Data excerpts
>>>

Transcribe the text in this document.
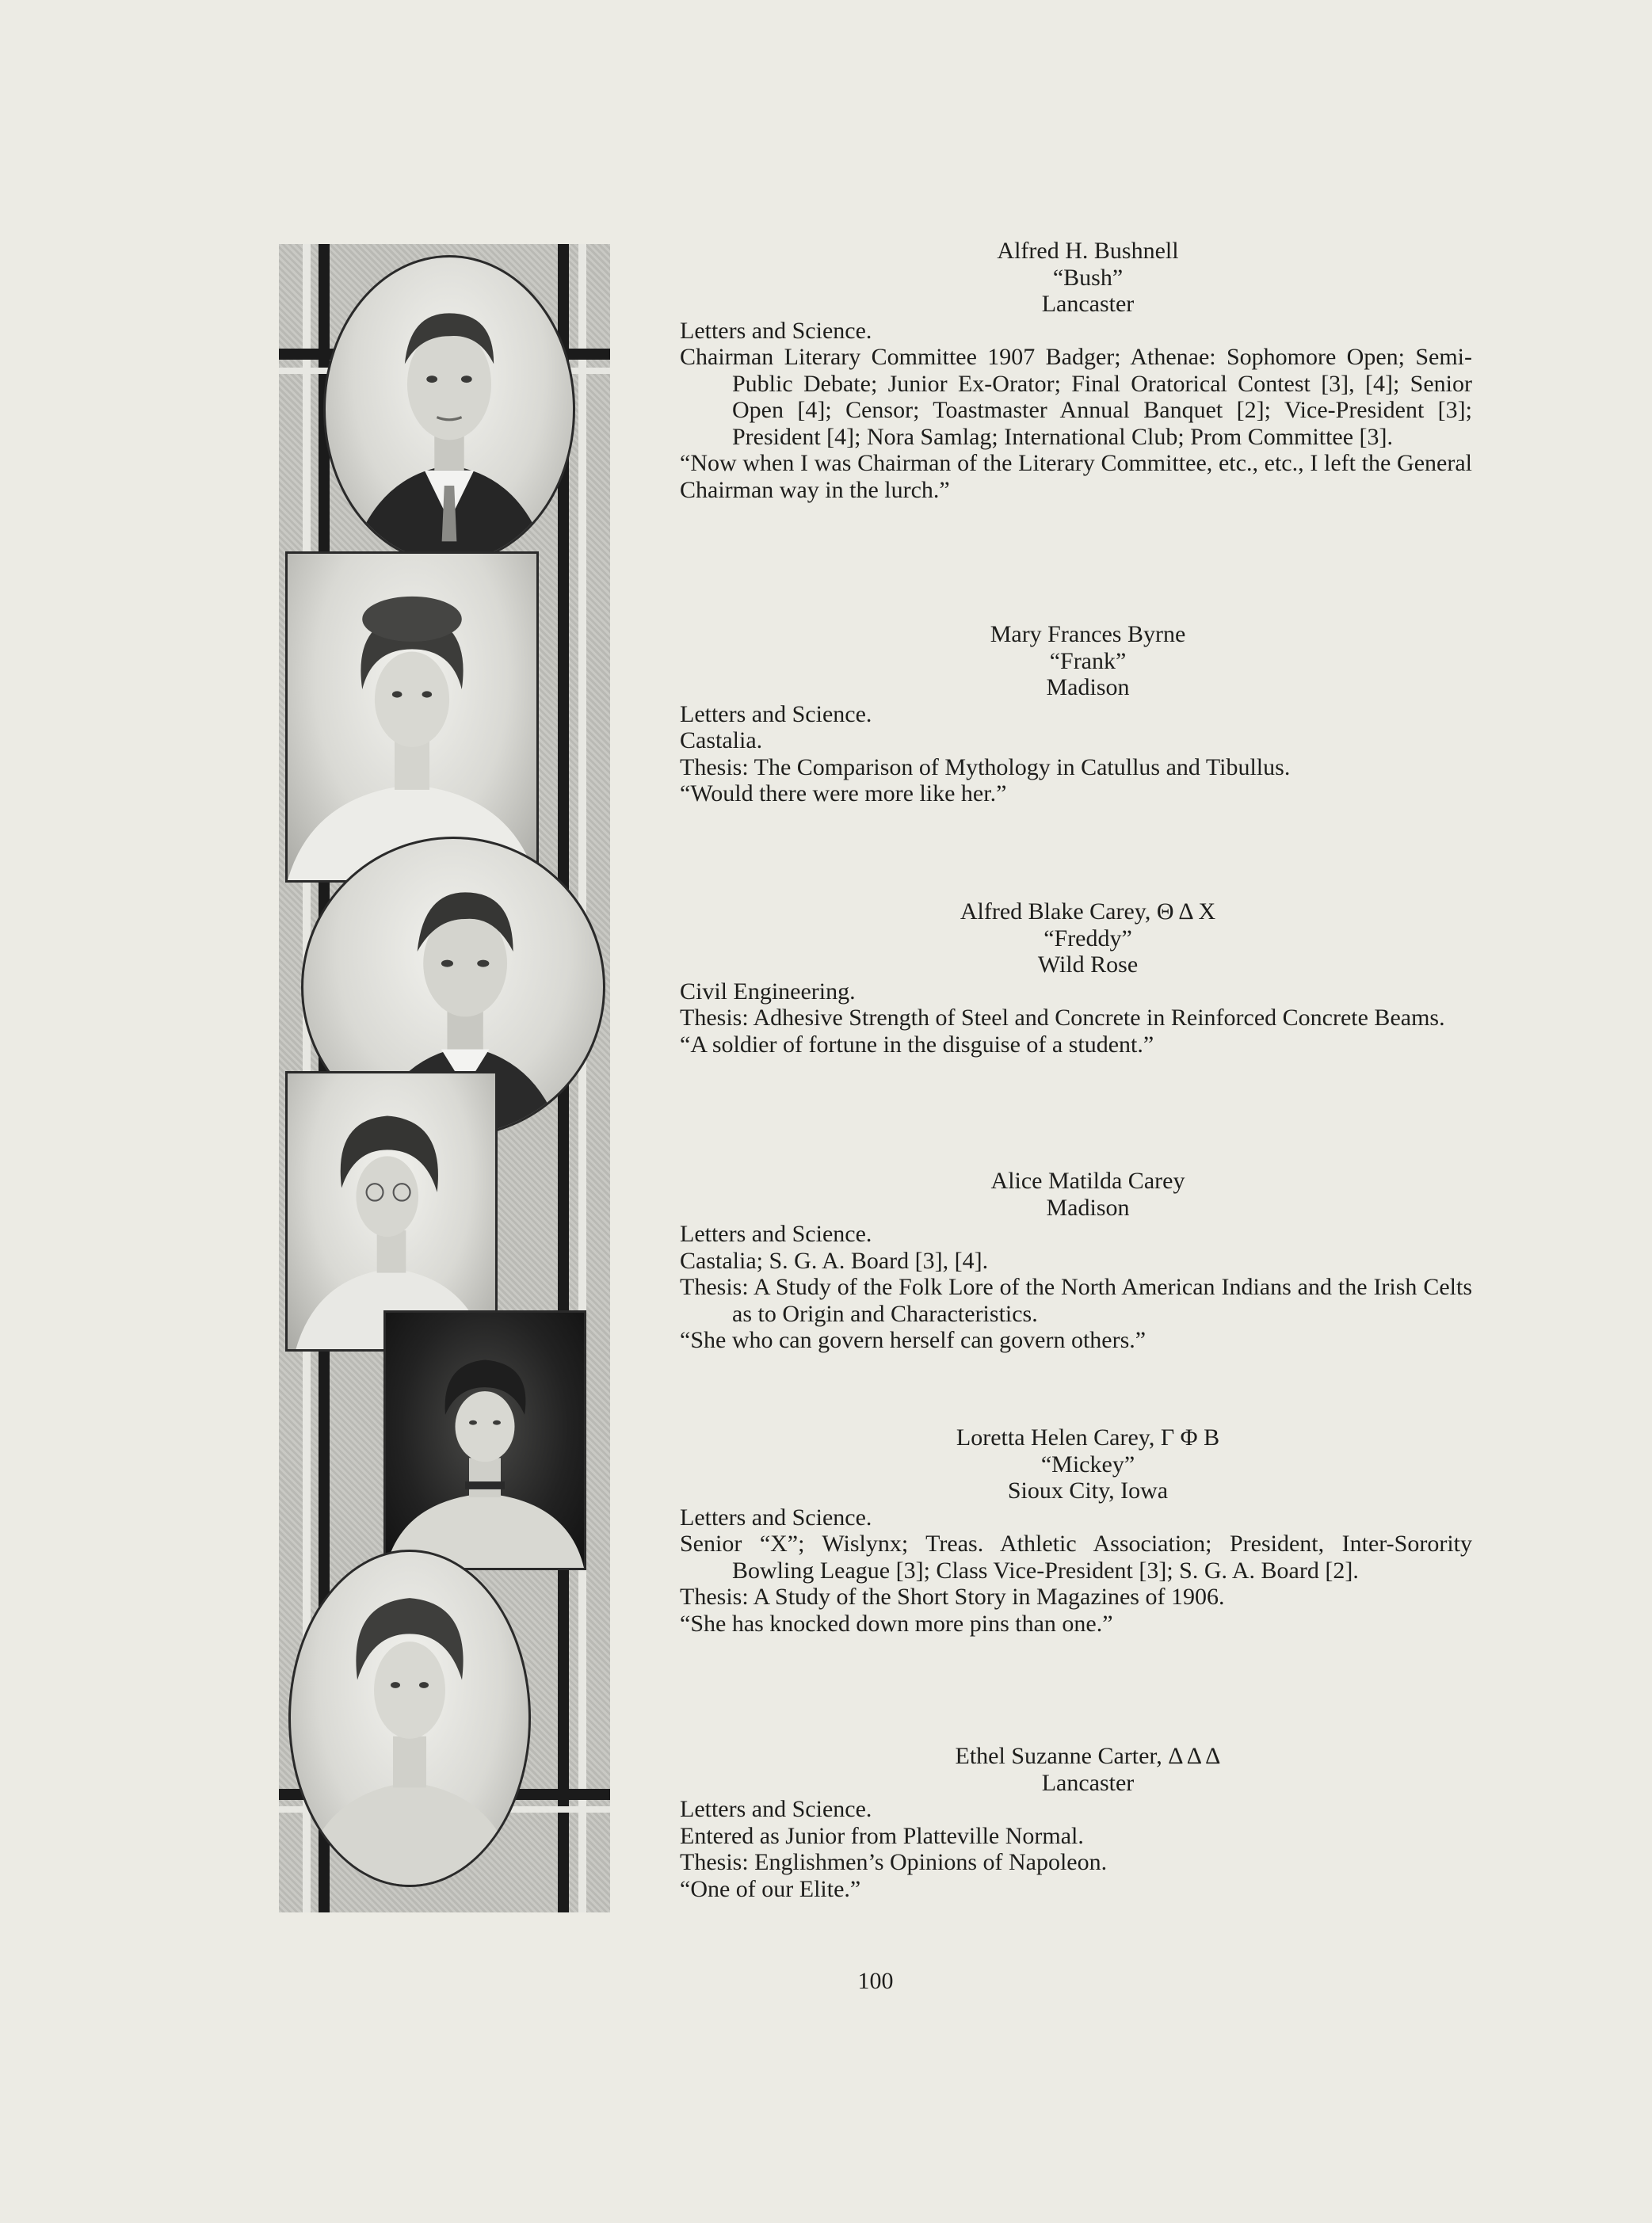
Alfred H. Bushnell
“Bush”
Lancaster
Letters and Science.
Chairman Literary Committee 1907 Badger; Athenae: Sophomore Open; Semi-Public Debate; Junior Ex-Orator; Final Oratorical Contest [3], [4]; Senior Open [4]; Censor; Toastmaster Annual Banquet [2]; Vice-President [3]; President [4]; Nora Samlag; International Club; Prom Committee [3].
“Now when I was Chairman of the Literary Committee, etc., etc., I left the General Chairman way in the lurch.”
Mary Frances Byrne
“Frank”
Madison
Letters and Science.
Castalia.
Thesis: The Comparison of Mythology in Catullus and Tibullus.
“Would there were more like her.”
Alfred Blake Carey, Θ Δ X
“Freddy”
Wild Rose
Civil Engineering.
Thesis: Adhesive Strength of Steel and Concrete in Reinforced Concrete Beams.
“A soldier of fortune in the disguise of a student.”
Alice Matilda Carey
Madison
Letters and Science.
Castalia; S. G. A. Board [3], [4].
Thesis: A Study of the Folk Lore of the North American Indians and the Irish Celts as to Origin and Characteristics.
“She who can govern herself can govern others.”
Loretta Helen Carey, Γ Φ Β
“Mickey”
Sioux City, Iowa
Letters and Science.
Senior “X”; Wislynx; Treas. Athletic Association; President, Inter-Sorority Bowling League [3]; Class Vice-President [3]; S. G. A. Board [2].
Thesis: A Study of the Short Story in Magazines of 1906.
“She has knocked down more pins than one.”
Ethel Suzanne Carter, Δ Δ Δ
Lancaster
Letters and Science.
Entered as Junior from Platteville Normal.
Thesis: Englishmen’s Opinions of Napoleon.
“One of our Elite.”
100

<<<

Aim →
From the records given above, copy all lines containing "Committee".

Task solution →
Chairman Literary Committee 1907 Badger; Athenae: Sophomore Open; Semi-Public Debate; Junior Ex-Orator; Final Oratorical Contest [3], [4]; Senior Open [4]; Censor; Toastmaster Annual Banquet [2]; Vice-President [3]; President [4]; Nora Samlag; International Club; Prom Committee [3].
“Now when I was Chairman of the Literary Committee, etc., etc., I left the General Chairman way in the lurch.”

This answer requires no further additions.